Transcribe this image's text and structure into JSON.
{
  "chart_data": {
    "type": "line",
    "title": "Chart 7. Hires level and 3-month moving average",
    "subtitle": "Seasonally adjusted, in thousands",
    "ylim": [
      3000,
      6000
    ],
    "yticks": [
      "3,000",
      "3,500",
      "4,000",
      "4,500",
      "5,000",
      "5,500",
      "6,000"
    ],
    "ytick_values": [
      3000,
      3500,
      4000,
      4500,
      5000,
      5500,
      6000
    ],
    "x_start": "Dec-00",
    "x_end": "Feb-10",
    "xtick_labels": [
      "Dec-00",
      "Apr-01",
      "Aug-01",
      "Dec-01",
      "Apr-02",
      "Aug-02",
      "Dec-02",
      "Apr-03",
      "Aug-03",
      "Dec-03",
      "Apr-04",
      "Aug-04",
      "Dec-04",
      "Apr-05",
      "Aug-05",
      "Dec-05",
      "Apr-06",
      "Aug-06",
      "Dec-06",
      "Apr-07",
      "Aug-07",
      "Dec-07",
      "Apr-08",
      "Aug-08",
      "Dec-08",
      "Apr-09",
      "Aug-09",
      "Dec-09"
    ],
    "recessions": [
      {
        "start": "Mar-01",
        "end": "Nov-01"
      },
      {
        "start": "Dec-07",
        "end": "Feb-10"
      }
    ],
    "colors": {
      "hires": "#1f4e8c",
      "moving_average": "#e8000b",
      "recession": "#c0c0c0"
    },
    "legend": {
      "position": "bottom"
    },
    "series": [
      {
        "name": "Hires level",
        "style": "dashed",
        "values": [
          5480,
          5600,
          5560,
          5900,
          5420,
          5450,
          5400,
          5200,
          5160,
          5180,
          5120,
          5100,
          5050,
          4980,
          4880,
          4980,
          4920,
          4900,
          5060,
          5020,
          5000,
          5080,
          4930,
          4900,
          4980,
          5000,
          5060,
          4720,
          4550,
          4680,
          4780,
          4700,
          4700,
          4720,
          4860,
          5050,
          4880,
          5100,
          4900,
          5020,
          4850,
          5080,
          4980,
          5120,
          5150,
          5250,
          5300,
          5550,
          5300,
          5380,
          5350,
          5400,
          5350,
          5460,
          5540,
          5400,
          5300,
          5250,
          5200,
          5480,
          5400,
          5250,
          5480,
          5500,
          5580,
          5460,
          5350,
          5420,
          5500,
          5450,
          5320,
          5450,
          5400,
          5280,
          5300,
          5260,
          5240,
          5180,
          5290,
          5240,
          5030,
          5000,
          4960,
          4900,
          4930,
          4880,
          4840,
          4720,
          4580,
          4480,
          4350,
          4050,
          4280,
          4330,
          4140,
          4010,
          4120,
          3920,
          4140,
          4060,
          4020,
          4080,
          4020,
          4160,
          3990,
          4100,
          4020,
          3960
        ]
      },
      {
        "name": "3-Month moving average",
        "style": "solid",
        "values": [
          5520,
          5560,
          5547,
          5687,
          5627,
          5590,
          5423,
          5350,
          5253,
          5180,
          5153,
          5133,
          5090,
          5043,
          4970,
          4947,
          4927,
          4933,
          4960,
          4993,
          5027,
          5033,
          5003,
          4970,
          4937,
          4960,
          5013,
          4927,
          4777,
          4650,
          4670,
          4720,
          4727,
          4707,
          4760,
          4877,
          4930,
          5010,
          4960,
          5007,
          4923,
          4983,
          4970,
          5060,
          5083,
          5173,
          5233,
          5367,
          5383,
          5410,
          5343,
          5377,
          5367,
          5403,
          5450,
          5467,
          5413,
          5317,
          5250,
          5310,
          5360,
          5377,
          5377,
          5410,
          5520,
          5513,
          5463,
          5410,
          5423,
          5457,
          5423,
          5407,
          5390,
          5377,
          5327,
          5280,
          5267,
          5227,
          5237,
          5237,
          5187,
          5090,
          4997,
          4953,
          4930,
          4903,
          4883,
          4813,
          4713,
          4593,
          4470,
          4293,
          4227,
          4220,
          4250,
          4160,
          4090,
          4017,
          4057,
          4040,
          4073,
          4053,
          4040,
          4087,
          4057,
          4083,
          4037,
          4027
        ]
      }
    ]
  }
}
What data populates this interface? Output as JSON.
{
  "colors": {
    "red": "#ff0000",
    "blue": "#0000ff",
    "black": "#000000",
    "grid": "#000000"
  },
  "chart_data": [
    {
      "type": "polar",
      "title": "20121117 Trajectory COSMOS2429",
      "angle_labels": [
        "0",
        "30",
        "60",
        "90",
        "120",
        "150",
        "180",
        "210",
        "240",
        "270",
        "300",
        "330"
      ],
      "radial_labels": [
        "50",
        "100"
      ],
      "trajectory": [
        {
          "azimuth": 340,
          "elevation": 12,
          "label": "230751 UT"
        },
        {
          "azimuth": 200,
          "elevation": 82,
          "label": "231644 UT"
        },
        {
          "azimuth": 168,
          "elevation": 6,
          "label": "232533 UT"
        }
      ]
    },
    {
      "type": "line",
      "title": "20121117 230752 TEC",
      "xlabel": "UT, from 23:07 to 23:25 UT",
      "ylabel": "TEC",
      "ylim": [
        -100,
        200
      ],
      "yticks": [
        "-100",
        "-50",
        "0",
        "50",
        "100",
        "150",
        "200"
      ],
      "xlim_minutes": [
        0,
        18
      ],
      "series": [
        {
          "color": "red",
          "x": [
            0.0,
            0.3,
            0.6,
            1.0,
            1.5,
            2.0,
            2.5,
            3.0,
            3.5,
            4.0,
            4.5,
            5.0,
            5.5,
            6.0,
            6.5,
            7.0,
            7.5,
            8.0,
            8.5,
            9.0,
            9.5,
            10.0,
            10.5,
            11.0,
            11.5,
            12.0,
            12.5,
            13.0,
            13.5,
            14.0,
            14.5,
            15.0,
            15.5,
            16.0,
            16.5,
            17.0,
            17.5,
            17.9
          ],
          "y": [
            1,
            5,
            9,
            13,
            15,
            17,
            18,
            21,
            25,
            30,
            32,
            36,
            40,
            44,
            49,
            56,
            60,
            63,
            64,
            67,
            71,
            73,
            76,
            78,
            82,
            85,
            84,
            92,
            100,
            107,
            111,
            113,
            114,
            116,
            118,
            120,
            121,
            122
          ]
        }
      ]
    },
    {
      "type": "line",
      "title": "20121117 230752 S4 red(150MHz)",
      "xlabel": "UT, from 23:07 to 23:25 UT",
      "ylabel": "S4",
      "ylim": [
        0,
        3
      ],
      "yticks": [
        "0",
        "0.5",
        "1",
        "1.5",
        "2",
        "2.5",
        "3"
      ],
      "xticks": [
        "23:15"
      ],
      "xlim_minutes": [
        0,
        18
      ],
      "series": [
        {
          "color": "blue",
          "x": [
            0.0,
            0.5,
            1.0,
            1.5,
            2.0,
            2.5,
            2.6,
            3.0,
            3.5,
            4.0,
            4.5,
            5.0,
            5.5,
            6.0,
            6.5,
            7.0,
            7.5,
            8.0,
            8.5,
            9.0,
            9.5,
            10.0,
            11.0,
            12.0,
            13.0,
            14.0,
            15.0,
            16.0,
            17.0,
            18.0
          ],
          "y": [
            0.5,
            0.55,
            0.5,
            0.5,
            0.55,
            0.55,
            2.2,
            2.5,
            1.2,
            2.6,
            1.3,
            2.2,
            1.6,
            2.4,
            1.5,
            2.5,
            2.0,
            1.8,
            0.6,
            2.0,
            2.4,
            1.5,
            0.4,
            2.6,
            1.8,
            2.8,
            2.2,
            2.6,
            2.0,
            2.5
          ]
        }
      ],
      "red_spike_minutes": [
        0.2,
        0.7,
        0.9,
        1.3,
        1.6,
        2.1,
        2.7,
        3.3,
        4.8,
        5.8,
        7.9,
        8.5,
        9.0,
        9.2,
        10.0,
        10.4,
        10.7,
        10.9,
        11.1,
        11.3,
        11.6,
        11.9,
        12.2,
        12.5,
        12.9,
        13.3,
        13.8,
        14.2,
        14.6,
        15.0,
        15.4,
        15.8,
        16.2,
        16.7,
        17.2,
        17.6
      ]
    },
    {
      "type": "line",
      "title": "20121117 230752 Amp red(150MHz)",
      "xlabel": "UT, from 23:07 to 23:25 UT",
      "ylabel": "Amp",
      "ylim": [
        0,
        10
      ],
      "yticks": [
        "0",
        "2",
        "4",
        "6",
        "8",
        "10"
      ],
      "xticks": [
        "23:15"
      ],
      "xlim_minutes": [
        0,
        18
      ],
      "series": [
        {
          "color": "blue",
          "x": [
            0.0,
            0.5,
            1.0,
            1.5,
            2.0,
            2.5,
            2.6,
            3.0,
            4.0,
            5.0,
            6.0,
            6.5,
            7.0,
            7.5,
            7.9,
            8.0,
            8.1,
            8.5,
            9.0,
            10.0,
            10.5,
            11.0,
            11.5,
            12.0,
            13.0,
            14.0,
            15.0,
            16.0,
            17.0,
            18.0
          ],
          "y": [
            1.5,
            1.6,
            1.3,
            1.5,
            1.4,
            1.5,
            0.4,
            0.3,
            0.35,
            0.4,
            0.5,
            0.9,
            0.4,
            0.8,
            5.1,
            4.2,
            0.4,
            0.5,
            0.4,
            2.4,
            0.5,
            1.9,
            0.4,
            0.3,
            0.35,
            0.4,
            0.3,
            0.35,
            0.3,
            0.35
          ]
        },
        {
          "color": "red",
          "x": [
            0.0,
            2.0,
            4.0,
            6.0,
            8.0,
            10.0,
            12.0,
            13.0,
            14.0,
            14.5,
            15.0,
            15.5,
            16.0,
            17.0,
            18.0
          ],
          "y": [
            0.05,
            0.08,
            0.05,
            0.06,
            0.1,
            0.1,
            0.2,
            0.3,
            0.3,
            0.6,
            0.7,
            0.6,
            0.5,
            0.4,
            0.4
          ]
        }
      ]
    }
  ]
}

## YOUR TASK
All lines above with "level" in them should be returned.

## TASK SOLUTION
    "title": "Chart 7. Hires level and 3-month moving average",
        "name": "Hires level",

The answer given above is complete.